* **WORK INSTRUCTIONS**
Tally how many lines hold the string "screenshot". Your reply should be that number alone.

Extracted data entries
— Begin —

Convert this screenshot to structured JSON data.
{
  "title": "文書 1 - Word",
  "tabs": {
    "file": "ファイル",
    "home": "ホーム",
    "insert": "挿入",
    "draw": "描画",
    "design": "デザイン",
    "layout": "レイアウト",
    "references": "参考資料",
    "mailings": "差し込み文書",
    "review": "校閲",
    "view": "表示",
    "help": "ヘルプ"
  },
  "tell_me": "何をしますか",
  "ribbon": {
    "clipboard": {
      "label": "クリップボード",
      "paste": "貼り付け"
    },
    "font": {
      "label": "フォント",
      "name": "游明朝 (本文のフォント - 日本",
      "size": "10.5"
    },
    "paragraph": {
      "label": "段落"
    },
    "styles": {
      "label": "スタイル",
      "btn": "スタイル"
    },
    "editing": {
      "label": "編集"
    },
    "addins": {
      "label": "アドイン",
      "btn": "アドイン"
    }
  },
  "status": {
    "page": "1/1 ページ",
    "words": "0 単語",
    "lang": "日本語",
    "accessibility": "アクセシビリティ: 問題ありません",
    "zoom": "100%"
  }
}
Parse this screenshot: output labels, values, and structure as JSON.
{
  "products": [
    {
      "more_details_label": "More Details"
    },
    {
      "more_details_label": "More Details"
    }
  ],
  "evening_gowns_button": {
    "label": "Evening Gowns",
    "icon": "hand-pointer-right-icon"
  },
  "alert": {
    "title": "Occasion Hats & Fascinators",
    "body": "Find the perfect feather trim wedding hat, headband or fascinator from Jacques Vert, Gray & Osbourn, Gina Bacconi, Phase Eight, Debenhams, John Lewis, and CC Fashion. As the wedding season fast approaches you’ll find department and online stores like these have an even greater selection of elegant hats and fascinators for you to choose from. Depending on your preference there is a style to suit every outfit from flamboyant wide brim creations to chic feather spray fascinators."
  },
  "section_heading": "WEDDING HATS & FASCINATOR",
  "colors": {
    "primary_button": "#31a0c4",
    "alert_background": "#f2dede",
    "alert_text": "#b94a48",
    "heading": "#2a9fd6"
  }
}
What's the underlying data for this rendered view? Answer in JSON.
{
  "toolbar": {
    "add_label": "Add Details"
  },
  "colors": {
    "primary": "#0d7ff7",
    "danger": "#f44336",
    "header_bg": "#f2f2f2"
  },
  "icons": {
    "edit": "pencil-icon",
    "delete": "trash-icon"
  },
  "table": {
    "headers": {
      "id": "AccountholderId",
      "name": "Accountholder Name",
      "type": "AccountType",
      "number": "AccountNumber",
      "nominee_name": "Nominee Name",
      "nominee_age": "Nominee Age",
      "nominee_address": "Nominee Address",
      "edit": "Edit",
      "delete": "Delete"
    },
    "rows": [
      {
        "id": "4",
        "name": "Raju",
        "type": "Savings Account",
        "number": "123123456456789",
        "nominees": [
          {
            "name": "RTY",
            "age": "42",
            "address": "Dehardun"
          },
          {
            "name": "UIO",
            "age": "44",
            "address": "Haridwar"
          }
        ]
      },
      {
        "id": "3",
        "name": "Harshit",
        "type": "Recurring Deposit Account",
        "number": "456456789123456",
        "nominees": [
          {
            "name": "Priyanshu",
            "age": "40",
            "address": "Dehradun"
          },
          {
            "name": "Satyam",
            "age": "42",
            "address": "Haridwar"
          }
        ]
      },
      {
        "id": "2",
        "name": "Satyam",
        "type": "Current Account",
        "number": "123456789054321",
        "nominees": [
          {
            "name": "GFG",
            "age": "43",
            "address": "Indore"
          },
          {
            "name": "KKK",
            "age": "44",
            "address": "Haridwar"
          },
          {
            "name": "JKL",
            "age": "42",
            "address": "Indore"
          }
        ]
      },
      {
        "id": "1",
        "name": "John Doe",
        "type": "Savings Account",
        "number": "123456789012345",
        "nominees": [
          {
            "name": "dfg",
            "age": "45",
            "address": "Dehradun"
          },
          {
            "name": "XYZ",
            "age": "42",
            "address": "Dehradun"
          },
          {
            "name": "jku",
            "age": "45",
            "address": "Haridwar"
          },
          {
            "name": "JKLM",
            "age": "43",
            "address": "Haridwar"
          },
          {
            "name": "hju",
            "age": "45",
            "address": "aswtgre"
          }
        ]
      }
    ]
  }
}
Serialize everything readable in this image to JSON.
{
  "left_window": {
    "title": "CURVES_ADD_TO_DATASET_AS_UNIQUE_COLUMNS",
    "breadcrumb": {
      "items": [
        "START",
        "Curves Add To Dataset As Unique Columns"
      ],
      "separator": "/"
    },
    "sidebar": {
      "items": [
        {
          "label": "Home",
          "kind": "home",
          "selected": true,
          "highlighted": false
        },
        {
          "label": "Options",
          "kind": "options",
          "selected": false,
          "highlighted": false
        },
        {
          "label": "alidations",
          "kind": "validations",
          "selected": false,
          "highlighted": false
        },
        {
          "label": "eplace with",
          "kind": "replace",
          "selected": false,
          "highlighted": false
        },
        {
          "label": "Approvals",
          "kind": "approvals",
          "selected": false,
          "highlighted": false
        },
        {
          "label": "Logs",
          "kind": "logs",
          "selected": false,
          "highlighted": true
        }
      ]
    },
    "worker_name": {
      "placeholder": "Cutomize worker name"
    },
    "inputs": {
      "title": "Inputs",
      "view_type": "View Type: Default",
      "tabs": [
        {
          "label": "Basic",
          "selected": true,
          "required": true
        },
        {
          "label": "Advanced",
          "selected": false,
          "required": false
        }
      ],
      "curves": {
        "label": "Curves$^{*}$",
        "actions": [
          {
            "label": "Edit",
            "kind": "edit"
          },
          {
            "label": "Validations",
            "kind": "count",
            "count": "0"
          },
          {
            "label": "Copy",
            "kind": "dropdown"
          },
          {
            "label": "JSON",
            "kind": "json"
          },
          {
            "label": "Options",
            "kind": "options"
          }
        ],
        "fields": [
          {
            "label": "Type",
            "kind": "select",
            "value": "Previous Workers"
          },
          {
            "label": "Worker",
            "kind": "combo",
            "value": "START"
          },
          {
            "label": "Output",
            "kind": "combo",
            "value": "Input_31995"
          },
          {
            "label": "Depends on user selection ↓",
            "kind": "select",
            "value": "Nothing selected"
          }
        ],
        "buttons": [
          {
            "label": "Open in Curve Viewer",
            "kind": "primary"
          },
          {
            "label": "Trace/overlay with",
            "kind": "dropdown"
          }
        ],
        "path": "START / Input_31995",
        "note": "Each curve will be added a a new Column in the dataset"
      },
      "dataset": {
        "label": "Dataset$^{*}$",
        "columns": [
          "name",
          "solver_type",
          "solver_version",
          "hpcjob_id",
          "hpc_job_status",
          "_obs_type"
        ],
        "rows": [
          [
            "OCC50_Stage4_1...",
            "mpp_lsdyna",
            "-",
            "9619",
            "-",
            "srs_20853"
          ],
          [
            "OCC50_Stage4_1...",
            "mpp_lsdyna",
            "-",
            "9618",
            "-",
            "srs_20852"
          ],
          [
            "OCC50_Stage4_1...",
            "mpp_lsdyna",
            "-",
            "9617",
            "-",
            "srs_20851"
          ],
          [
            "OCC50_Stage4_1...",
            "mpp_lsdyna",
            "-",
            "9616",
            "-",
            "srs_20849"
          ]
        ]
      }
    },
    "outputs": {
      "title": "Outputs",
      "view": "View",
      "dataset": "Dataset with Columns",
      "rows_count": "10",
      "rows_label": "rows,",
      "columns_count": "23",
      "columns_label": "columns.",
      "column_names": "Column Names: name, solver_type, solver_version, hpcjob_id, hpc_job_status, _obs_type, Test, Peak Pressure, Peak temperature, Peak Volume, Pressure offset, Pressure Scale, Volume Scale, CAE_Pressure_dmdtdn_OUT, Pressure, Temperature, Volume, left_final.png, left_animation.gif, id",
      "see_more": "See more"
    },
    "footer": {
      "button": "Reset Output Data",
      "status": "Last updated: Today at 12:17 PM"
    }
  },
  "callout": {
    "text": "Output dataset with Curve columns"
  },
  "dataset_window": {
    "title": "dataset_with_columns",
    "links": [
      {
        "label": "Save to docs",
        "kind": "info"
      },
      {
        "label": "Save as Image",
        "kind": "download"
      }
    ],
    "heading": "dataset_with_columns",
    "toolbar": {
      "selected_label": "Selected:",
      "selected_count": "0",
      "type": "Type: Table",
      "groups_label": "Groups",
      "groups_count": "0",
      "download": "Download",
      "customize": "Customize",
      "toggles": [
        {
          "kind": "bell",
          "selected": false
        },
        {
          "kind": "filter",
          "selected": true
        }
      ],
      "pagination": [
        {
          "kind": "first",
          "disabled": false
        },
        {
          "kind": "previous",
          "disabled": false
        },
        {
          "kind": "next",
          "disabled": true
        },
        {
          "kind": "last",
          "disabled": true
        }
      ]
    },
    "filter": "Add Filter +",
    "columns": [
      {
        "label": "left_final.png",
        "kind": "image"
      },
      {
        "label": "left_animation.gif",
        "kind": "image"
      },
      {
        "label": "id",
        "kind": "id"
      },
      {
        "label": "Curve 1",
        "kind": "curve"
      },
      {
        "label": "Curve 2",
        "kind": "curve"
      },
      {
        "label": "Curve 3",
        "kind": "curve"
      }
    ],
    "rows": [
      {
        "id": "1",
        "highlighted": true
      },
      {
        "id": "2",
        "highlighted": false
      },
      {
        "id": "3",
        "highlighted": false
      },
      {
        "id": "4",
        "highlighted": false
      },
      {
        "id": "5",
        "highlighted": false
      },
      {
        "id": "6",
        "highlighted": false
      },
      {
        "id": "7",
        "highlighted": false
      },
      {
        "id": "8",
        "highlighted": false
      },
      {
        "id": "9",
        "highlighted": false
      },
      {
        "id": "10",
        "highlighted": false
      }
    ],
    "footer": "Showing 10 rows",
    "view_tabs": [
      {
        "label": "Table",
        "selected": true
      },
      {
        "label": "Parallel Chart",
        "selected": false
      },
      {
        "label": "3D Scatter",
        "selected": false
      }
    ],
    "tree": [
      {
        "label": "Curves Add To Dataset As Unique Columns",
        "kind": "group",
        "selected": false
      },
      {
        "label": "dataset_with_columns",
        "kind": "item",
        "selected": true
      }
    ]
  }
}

— End —

* **RESPONSE TO THIS EXERCISE**
2